▶ To do
Search the records that follow and extract every line containing the string "thành".

▶ Data provided
◇ ◇ ◇
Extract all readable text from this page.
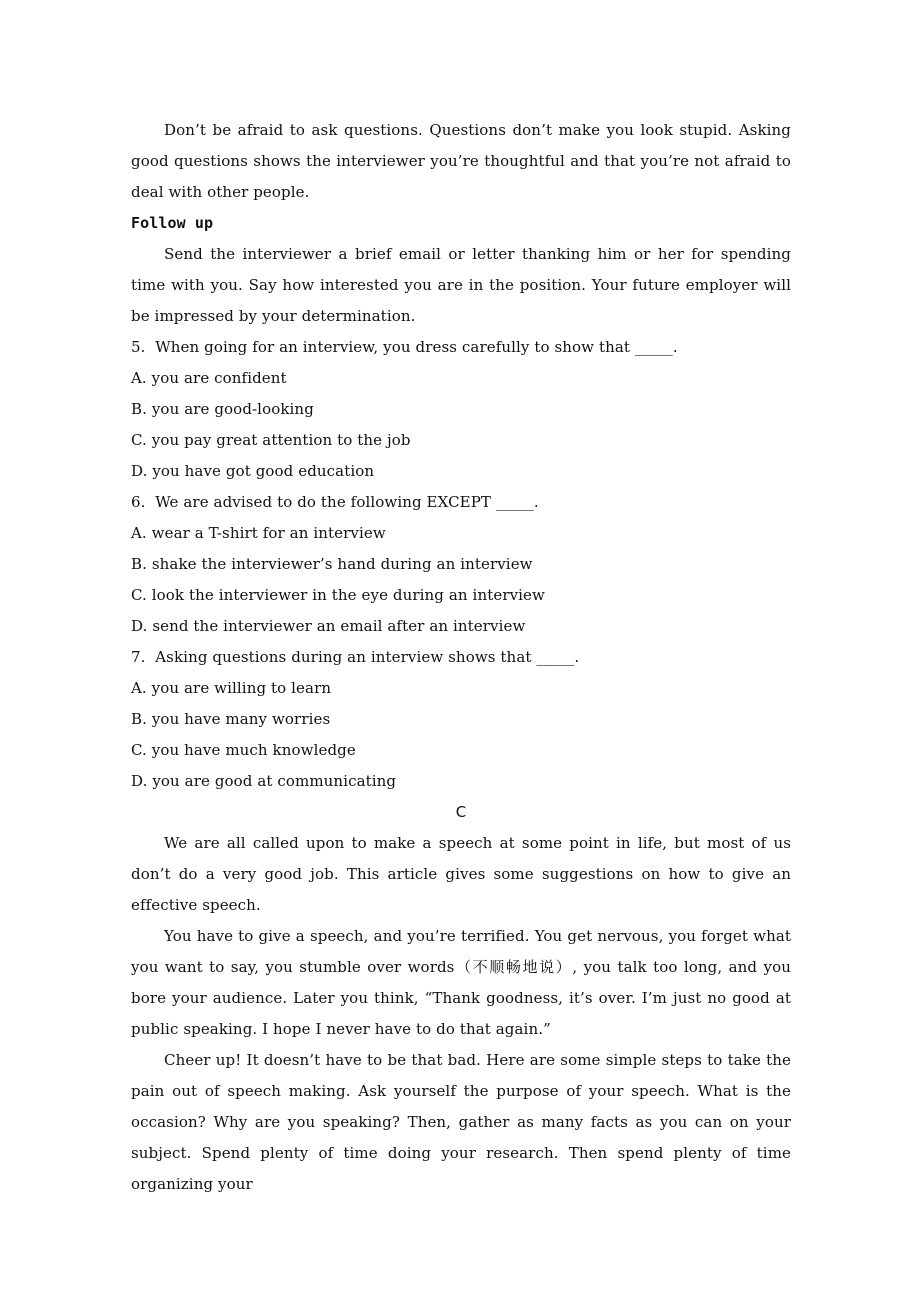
Don’t be afraid to ask questions. Questions don’t make you look stupid. Asking good questions shows the interviewer you’re thoughtful and that you’re not afraid to deal with other people.

Follow up

Send the interviewer a brief email or letter thanking him or her for spending time with you. Say how interested you are in the position. Your future employer will be impressed by your determination.

5.  When going for an interview, you dress carefully to show that _____.

A. you are confident

B. you are good-looking

C. you pay great attention to the job

D. you have got good education

6.  We are advised to do the following EXCEPT _____.

A. wear a T-shirt for an interview

B. shake the interviewer’s hand during an interview

C. look the interviewer in the eye during an interview

D. send the interviewer an email after an interview

7.  Asking questions during an interview shows that _____.

A. you are willing to learn

B. you have many worries

C. you have much knowledge

D. you are good at communicating

C

We are all called upon to make a speech at some point in life, but most of us don’t do a very good job. This article gives some suggestions on how to give an effective speech.

You have to give a speech, and you’re terrified. You get nervous, you forget what you want to say, you stumble over words（不顺畅地说）, you talk too long, and you bore your audience. Later you think, “Thank goodness, it’s over. I’m just no good at public speaking. I hope I never have to do that again.”

Cheer up! It doesn’t have to be that bad. Here are some simple steps to take the pain out of speech making. Ask yourself the purpose of your speech. What is the occasion? Why are you speaking? Then, gather as many facts as you can on your subject. Spend plenty of time doing your research. Then spend plenty of time organizing your
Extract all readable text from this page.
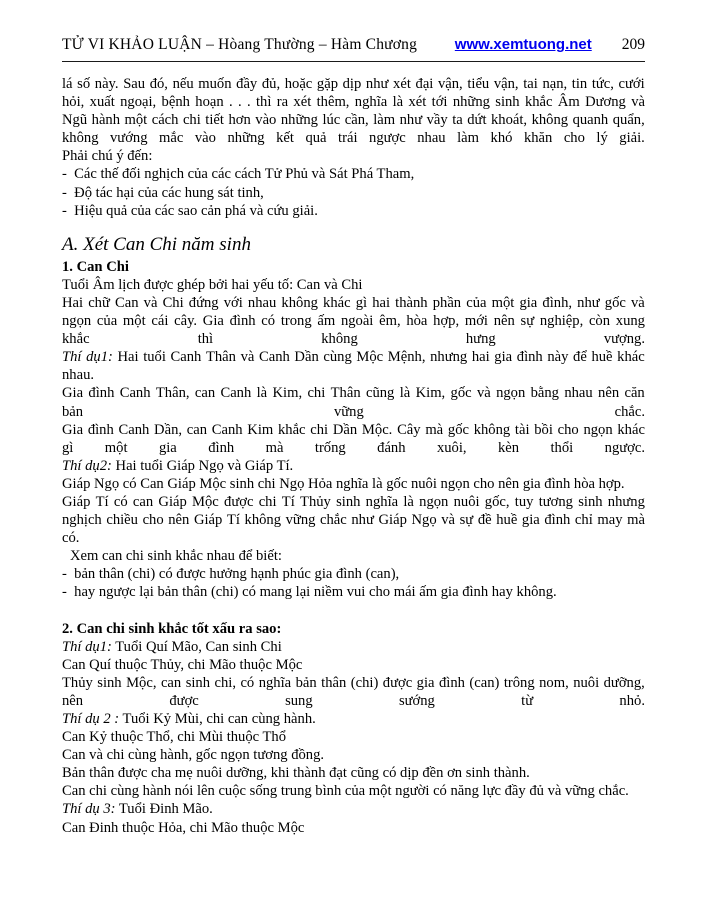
TỬ VI KHẢO LUẬN – Hòang Thường – Hàm Chương	www.xemtuong.net 209
lá số này. Sau đó, nếu muốn đầy đủ, hoặc gặp dịp như xét đại vận, tiểu vận, tai nạn, tin tức, cưới
hỏi, xuất ngoại, bệnh hoạn . . . thì ra xét thêm, nghĩa là xét tới những sinh khắc Âm Dương và
Ngũ hành một cách chi tiết hơn vào những lúc cần, làm như vầy ta dứt khoát, không quanh quẩn,
không vướng mắc vào những kết quả trái ngược nhau làm khó khăn cho lý giải.
Phải chú ý đến:
-  Các thế đối nghịch của các cách Tử Phủ và Sát Phá Tham,
-  Độ tác hại của các hung sát tinh,
-  Hiệu quả của các sao cản phá và cứu giải.
A. Xét Can Chi năm sinh
1. Can Chi
Tuổi Âm lịch được ghép bởi hai yếu tố: Can và Chi
Hai chữ Can và Chi đứng với nhau không khác gì hai thành phần của một gia đình, như gốc và
ngọn của một cái cây. Gia đình có trong ấm ngoài êm, hòa hợp, mới nên sự nghiệp, còn xung
khắc	thì	không	hưng	vượng.
Thí dụ1: Hai tuổi Canh Thân và Canh Dần cùng Mộc Mệnh, nhưng hai gia đình này để huề khác
nhau.
Gia đình Canh Thân, can Canh là Kim, chi Thân cũng là Kim, gốc và ngọn bằng nhau nên căn
bản	vững	chắc.
Gia đình Canh Dần, can Canh Kim khắc chi Dần Mộc. Cây mà gốc không tài bồi cho ngọn khác
gì một gia đình mà trống đánh xuôi, kèn thổi ngược.
Thí dụ2: Hai tuổi Giáp Ngọ và Giáp Tí.
Giáp Ngọ có Can Giáp Mộc sinh chi Ngọ Hỏa nghĩa là gốc nuôi ngọn cho nên gia đình hòa hợp.
Giáp Tí có can Giáp Mộc được chi Tí Thủy sinh nghĩa là ngọn nuôi gốc, tuy tương sinh nhưng
nghịch chiều cho nên Giáp Tí không vững chắc như Giáp Ngọ và sự đề huề gia đình chỉ may mà
có.
Xem can chi sinh khắc nhau để biết:
-  bản thân (chi) có được hưởng hạnh phúc gia đình (can),
-  hay ngược lại bản thân (chi) có mang lại niềm vui cho mái ấm gia đình hay không.
2. Can chi sinh khắc tốt xấu ra sao:
Thí dụ1: Tuổi Quí Mão, Can sinh Chi
Can Quí thuộc Thủy, chi Mão thuộc Mộc
Thủy sinh Mộc, can sinh chi, có nghĩa bản thân (chi) được gia đình (can) trông nom, nuôi dưỡng,
nên	được	sung	sướng	từ	nhỏ.
Thí dụ 2 : Tuổi Kỷ Mùi, chi can cùng hành.
Can Kỷ thuộc Thổ, chi Mùi thuộc Thổ
Can và chi cùng hành, gốc ngọn tương đồng.
Bản thân được cha mẹ nuôi dưỡng, khi thành đạt cũng có dịp đền ơn sinh thành.
Can chi cùng hành nói lên cuộc sống trung bình của một người có năng lực đầy đủ và vững chắc.
Thí dụ 3: Tuổi Đinh Mão.
Can Đinh thuộc Hỏa, chi Mão thuộc Mộc
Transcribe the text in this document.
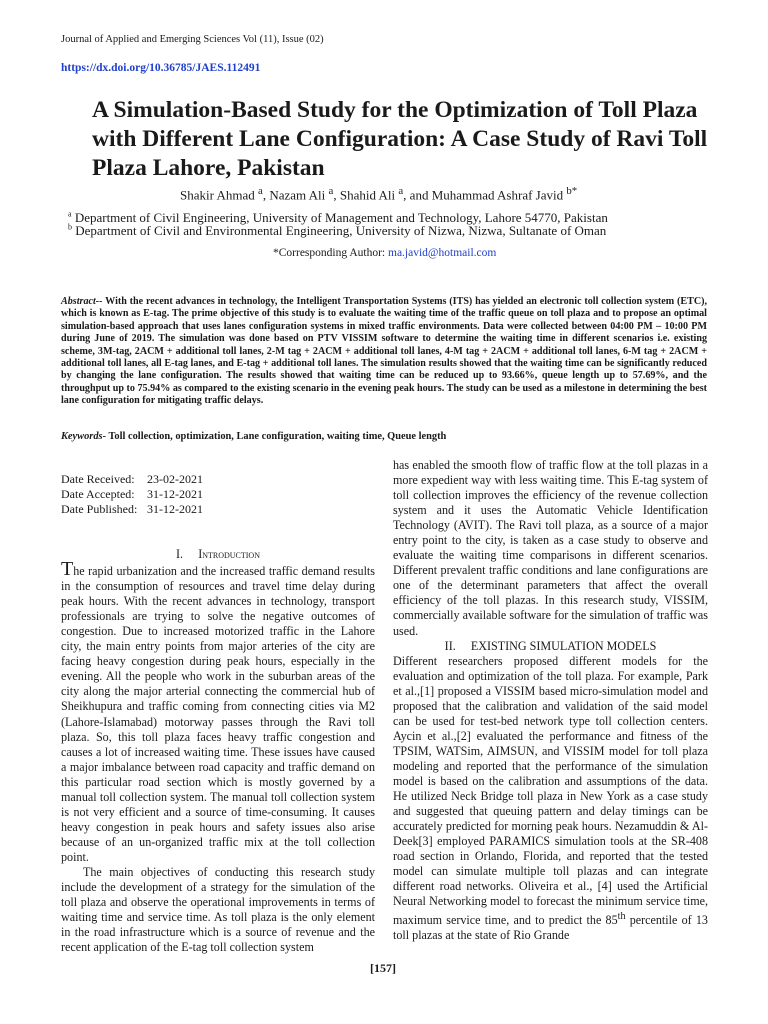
Journal of Applied and Emerging Sciences Vol (11), Issue (02)
https://dx.doi.org/10.36785/JAES.112491
A Simulation-Based Study for the Optimization of Toll Plaza with Different Lane Configuration: A Case Study of Ravi Toll Plaza Lahore, Pakistan
Shakir Ahmad $^a$, Nazam Ali $^a$, Shahid Ali $^a$, and Muhammad Ashraf Javid $^{b*}$
$^a$ Department of Civil Engineering, University of Management and Technology, Lahore 54770, Pakistan
$^b$ Department of Civil and Environmental Engineering, University of Nizwa, Nizwa, Sultanate of Oman
*Corresponding Author: ma.javid@hotmail.com
Abstract-- With the recent advances in technology, the Intelligent Transportation Systems (ITS) has yielded an electronic toll collection system (ETC), which is known as E-tag. The prime objective of this study is to evaluate the waiting time of the traffic queue on toll plaza and to propose an optimal simulation-based approach that uses lanes configuration systems in mixed traffic environments. Data were collected between 04:00 PM – 10:00 PM during June of 2019. The simulation was done based on PTV VISSIM software to determine the waiting time in different scenarios i.e. existing scheme, 3M-tag, 2ACM + additional toll lanes, 2-M tag + 2ACM + additional toll lanes, 4-M tag + 2ACM + additional toll lanes, 6-M tag + 2ACM + additional toll lanes, all E-tag lanes, and E-tag + additional toll lanes. The simulation results showed that the waiting time can be significantly reduced by changing the lane configuration. The results showed that waiting time can be reduced up to 93.66%, queue length up to 57.69%, and the throughput up to 75.94% as compared to the existing scenario in the evening peak hours. The study can be used as a milestone in determining the best lane configuration for mitigating traffic delays.
Keywords- Toll collection, optimization, Lane configuration, waiting time, Queue length
Date Received: 23-02-2021
Date Accepted: 31-12-2021
Date Published: 31-12-2021
I. Introduction

The rapid urbanization and the increased traffic demand results in the consumption of resources and travel time delay during peak hours. With the recent advances in technology, transport professionals are trying to solve the negative outcomes of congestion. Due to increased motorized traffic in the Lahore city, the main entry points from major arteries of the city are facing heavy congestion during peak hours, especially in the evening. All the people who work in the suburban areas of the city along the major arterial connecting the commercial hub of Sheikhupura and traffic coming from connecting cities via M2 (Lahore-Islamabad) motorway passes through the Ravi toll plaza. So, this toll plaza faces heavy traffic congestion and causes a lot of increased waiting time. These issues have caused a major imbalance between road capacity and traffic demand on this particular road section which is mostly governed by a manual toll collection system. The manual toll collection system is not very efficient and a source of time-consuming. It causes heavy congestion in peak hours and safety issues also arise because of an un-organized traffic mix at the toll collection point.

The main objectives of conducting this research study include the development of a strategy for the simulation of the toll plaza and observe the operational improvements in terms of waiting time and service time. As toll plaza is the only element in the road infrastructure which is a source of revenue and the recent application of the E-tag toll collection system

has enabled the smooth flow of traffic flow at the toll plazas in a more expedient way with less waiting time. This E-tag system of toll collection improves the efficiency of the revenue collection system and it uses the Automatic Vehicle Identification Technology (AVIT). The Ravi toll plaza, as a source of a major entry point to the city, is taken as a case study to observe and evaluate the waiting time comparisons in different scenarios. Different prevalent traffic conditions and lane configurations are one of the determinant parameters that affect the overall efficiency of the toll plazas. In this research study, VISSIM, commercially available software for the simulation of traffic was used.

II. EXISTING SIMULATION MODELS

Different researchers proposed different models for the evaluation and optimization of the toll plaza. For example, Park et al.,[1] proposed a VISSIM based micro-simulation model and proposed that the calibration and validation of the said model can be used for test-bed network type toll collection centers. Aycin et al.,[2] evaluated the performance and fitness of the TPSIM, WATSim, AIMSUN, and VISSIM model for toll plaza modeling and reported that the performance of the simulation model is based on the calibration and assumptions of the data. He utilized Neck Bridge toll plaza in New York as a case study and suggested that queuing pattern and delay timings can be accurately predicted for morning peak hours. Nezamuddin & Al-Deek[3] employed PARAMICS simulation tools at the SR-408 road section in Orlando, Florida, and reported that the tested model can simulate multiple toll plazas and can integrate different road networks. Oliveira et al., [4] used the Artificial Neural Networking model to forecast the minimum service time, maximum service time, and to predict the 85th percentile of 13 toll plazas at the state of Rio Grande

[157]
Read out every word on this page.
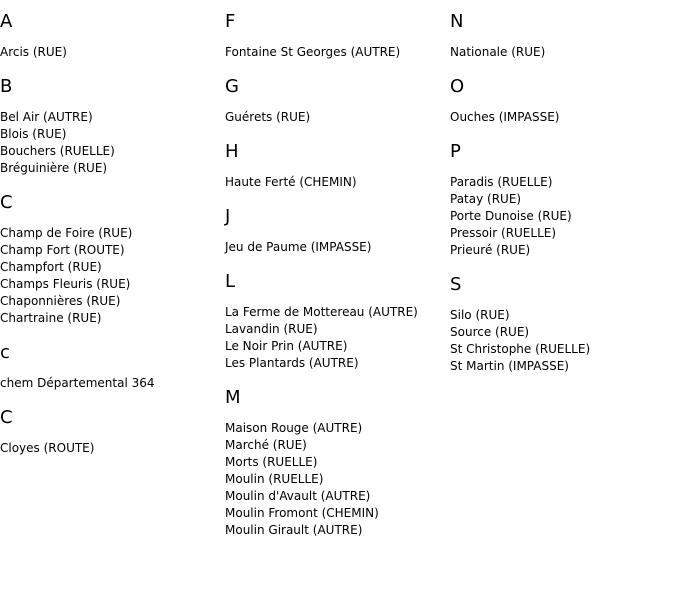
A
Arcis (RUE)
B
Bel Air (AUTRE)
Blois (RUE)
Bouchers (RUELLE)
Bréguinière (RUE)
C
Champ de Foire (RUE)
Champ Fort (ROUTE)
Champfort (RUE)
Champs Fleuris (RUE)
Chaponnières (RUE)
Chartraine (RUE)
c
chem Départemental 364
C
Cloyes (ROUTE)
F
Fontaine St Georges (AUTRE)
G
Guérets (RUE)
H
Haute Ferté (CHEMIN)
J
Jeu de Paume (IMPASSE)
L
La Ferme de Mottereau (AUTRE)
Lavandin (RUE)
Le Noir Prin (AUTRE)
Les Plantards (AUTRE)
M
Maison Rouge (AUTRE)
Marché (RUE)
Morts (RUELLE)
Moulin (RUELLE)
Moulin d'Avault (AUTRE)
Moulin Fromont (CHEMIN)
Moulin Girault (AUTRE)
N
Nationale (RUE)
O
Ouches (IMPASSE)
P
Paradis (RUELLE)
Patay (RUE)
Porte Dunoise (RUE)
Pressoir (RUELLE)
Prieuré (RUE)
S
Silo (RUE)
Source (RUE)
St Christophe (RUELLE)
St Martin (IMPASSE)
◇ ◇ ◇
▶ Result of the exercise
Hai chữ Can và Chi đứng với nhau không khác gì hai thành phần của một gia đình, như gốc và
Bản thân được cha mẹ nuôi dưỡng, khi thành đạt cũng có dịp đền ơn sinh thành.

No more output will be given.